### What this task involves
Can you write out the whole listing exactly?

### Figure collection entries
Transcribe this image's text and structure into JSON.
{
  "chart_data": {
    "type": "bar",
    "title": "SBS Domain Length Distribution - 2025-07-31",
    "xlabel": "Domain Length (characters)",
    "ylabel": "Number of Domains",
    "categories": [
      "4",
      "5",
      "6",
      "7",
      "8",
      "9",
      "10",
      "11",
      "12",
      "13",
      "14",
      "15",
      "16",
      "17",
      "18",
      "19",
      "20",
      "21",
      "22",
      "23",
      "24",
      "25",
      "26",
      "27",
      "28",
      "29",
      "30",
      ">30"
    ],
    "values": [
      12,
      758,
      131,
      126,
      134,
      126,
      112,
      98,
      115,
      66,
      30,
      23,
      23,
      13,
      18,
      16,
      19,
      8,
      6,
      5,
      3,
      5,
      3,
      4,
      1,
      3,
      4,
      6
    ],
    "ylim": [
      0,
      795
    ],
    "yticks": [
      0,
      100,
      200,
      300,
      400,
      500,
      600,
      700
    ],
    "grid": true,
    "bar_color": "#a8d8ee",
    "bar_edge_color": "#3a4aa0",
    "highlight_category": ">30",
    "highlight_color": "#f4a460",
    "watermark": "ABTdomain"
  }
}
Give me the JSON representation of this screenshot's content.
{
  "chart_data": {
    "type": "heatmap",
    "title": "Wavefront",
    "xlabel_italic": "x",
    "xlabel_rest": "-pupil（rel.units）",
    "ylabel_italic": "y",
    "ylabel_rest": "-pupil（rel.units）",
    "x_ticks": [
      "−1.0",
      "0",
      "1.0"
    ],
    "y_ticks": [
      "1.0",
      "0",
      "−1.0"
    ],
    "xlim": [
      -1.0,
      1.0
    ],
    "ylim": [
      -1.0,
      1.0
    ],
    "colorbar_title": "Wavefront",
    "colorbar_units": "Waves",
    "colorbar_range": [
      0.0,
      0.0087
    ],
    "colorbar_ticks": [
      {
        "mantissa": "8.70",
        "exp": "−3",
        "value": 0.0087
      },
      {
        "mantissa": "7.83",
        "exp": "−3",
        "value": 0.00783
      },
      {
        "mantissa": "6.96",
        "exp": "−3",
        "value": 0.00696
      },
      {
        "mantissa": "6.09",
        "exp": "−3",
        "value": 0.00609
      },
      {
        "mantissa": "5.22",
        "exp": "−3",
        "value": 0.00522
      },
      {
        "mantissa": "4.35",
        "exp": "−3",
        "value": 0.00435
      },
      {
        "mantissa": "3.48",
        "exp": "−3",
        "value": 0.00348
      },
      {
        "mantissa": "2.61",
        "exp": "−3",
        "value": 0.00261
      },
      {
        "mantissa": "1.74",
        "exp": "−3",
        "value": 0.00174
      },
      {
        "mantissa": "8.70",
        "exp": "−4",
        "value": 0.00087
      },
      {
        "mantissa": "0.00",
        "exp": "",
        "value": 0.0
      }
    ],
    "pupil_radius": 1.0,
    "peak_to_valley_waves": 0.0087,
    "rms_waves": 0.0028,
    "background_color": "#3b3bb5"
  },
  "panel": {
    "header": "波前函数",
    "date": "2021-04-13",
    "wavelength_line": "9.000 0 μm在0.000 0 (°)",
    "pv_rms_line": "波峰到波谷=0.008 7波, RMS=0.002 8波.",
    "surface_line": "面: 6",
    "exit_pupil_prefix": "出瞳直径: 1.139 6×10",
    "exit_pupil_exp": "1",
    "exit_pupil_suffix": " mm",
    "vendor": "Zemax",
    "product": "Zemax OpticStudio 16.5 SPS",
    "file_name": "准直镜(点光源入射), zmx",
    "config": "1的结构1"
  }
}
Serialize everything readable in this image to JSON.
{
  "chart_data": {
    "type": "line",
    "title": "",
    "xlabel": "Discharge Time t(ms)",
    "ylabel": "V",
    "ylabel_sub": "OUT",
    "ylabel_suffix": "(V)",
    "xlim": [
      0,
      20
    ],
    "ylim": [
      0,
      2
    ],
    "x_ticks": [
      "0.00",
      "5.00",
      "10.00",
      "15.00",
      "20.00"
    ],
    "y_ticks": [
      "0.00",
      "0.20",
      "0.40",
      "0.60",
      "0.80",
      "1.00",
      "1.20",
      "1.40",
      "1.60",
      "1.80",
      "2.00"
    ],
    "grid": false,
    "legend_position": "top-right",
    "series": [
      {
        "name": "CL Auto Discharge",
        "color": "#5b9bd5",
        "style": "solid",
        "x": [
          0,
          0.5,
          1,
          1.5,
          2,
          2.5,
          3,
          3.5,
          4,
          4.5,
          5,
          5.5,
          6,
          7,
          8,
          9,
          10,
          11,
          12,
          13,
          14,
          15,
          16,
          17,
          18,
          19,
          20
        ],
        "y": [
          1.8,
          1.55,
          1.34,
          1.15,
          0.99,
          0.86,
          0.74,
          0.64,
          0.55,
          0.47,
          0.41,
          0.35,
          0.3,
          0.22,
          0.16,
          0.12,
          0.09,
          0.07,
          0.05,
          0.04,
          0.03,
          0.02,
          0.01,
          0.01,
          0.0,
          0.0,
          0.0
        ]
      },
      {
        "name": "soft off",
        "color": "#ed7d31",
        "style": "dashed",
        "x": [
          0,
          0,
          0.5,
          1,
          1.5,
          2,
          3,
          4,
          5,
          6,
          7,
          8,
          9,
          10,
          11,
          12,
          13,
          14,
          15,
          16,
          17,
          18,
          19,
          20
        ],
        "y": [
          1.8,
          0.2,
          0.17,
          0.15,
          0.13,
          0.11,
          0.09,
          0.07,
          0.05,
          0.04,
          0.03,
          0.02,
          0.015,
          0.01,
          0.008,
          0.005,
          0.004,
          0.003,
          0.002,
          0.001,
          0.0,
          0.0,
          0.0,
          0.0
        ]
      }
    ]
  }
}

### Task output
Transcribe this image's text and structure into JSON.
{
  "chart_data": {
    "type": "bar",
    "title": "SBS Domain Length Distribution - 2025-07-31",
    "xlabel": "Domain Length (characters)",
    "ylabel": "Number of Domains",
    "categories": [
      "4",
      "5",
      "6",
      "7",
      "8",
      "9",
      "10",
      "11",
      "12",
      "13",
      "14",
      "15",
      "16",
      "17",
      "18",
      "19",
      "20",
      "21",
      "22",
      "23",
      "24",
      "25",
      "26",
      "27",
      "28",
      "29",
      "30",
      ">30"
    ],
    "values": [
      12,
      758,
      131,
      126,
      134,
      126,
      112,
      98,
      115,
      66,
      30,
      23,
      23,
      13,
      18,
      16,
      19,
      8,
      6,
      5,
      3,
      5,
      3,
      4,
      1,
      3,
      4,
      6
    ],
    "ylim": [
      0,
      795
    ],
    "yticks": [
      0,
      100,
      200,
      300,
      400,
      500,
      600,
      700
    ],
    "grid": true,
    "bar_color": "#a8d8ee",
    "bar_edge_color": "#3a4aa0",
    "highlight_category": ">30",
    "highlight_color": "#f4a460",
    "watermark": "ABTdomain"
  }
}
Give me the JSON representation of this screenshot's content.
{
  "chart_data": {
    "type": "heatmap",
    "title": "Wavefront",
    "xlabel_italic": "x",
    "xlabel_rest": "-pupil（rel.units）",
    "ylabel_italic": "y",
    "ylabel_rest": "-pupil（rel.units）",
    "x_ticks": [
      "−1.0",
      "0",
      "1.0"
    ],
    "y_ticks": [
      "1.0",
      "0",
      "−1.0"
    ],
    "xlim": [
      -1.0,
      1.0
    ],
    "ylim": [
      -1.0,
      1.0
    ],
    "colorbar_title": "Wavefront",
    "colorbar_units": "Waves",
    "colorbar_range": [
      0.0,
      0.0087
    ],
    "colorbar_ticks": [
      {
        "mantissa": "8.70",
        "exp": "−3",
        "value": 0.0087
      },
      {
        "mantissa": "7.83",
        "exp": "−3",
        "value": 0.00783
      },
      {
        "mantissa": "6.96",
        "exp": "−3",
        "value": 0.00696
      },
      {
        "mantissa": "6.09",
        "exp": "−3",
        "value": 0.00609
      },
      {
        "mantissa": "5.22",
        "exp": "−3",
        "value": 0.00522
      },
      {
        "mantissa": "4.35",
        "exp": "−3",
        "value": 0.00435
      },
      {
        "mantissa": "3.48",
        "exp": "−3",
        "value": 0.00348
      },
      {
        "mantissa": "2.61",
        "exp": "−3",
        "value": 0.00261
      },
      {
        "mantissa": "1.74",
        "exp": "−3",
        "value": 0.00174
      },
      {
        "mantissa": "8.70",
        "exp": "−4",
        "value": 0.00087
      },
      {
        "mantissa": "0.00",
        "exp": "",
        "value": 0.0
      }
    ],
    "pupil_radius": 1.0,
    "peak_to_valley_waves": 0.0087,
    "rms_waves": 0.0028,
    "background_color": "#3b3bb5"
  },
  "panel": {
    "header": "波前函数",
    "date": "2021-04-13",
    "wavelength_line": "9.000 0 μm在0.000 0 (°)",
    "pv_rms_line": "波峰到波谷=0.008 7波, RMS=0.002 8波.",
    "surface_line": "面: 6",
    "exit_pupil_prefix": "出瞳直径: 1.139 6×10",
    "exit_pupil_exp": "1",
    "exit_pupil_suffix": " mm",
    "vendor": "Zemax",
    "product": "Zemax OpticStudio 16.5 SPS",
    "file_name": "准直镜(点光源入射), zmx",
    "config": "1的结构1"
  }
}
Serialize everything readable in this image to JSON.
{
  "chart_data": {
    "type": "line",
    "title": "",
    "xlabel": "Discharge Time t(ms)",
    "ylabel": "V",
    "ylabel_sub": "OUT",
    "ylabel_suffix": "(V)",
    "xlim": [
      0,
      20
    ],
    "ylim": [
      0,
      2
    ],
    "x_ticks": [
      "0.00",
      "5.00",
      "10.00",
      "15.00",
      "20.00"
    ],
    "y_ticks": [
      "0.00",
      "0.20",
      "0.40",
      "0.60",
      "0.80",
      "1.00",
      "1.20",
      "1.40",
      "1.60",
      "1.80",
      "2.00"
    ],
    "grid": false,
    "legend_position": "top-right",
    "series": [
      {
        "name": "CL Auto Discharge",
        "color": "#5b9bd5",
        "style": "solid",
        "x": [
          0,
          0.5,
          1,
          1.5,
          2,
          2.5,
          3,
          3.5,
          4,
          4.5,
          5,
          5.5,
          6,
          7,
          8,
          9,
          10,
          11,
          12,
          13,
          14,
          15,
          16,
          17,
          18,
          19,
          20
        ],
        "y": [
          1.8,
          1.55,
          1.34,
          1.15,
          0.99,
          0.86,
          0.74,
          0.64,
          0.55,
          0.47,
          0.41,
          0.35,
          0.3,
          0.22,
          0.16,
          0.12,
          0.09,
          0.07,
          0.05,
          0.04,
          0.03,
          0.02,
          0.01,
          0.01,
          0.0,
          0.0,
          0.0
        ]
      },
      {
        "name": "soft off",
        "color": "#ed7d31",
        "style": "dashed",
        "x": [
          0,
          0,
          0.5,
          1,
          1.5,
          2,
          3,
          4,
          5,
          6,
          7,
          8,
          9,
          10,
          11,
          12,
          13,
          14,
          15,
          16,
          17,
          18,
          19,
          20
        ],
        "y": [
          1.8,
          0.2,
          0.17,
          0.15,
          0.13,
          0.11,
          0.09,
          0.07,
          0.05,
          0.04,
          0.03,
          0.02,
          0.015,
          0.01,
          0.008,
          0.005,
          0.004,
          0.003,
          0.002,
          0.001,
          0.0,
          0.0,
          0.0,
          0.0
        ]
      }
    ]
  }
}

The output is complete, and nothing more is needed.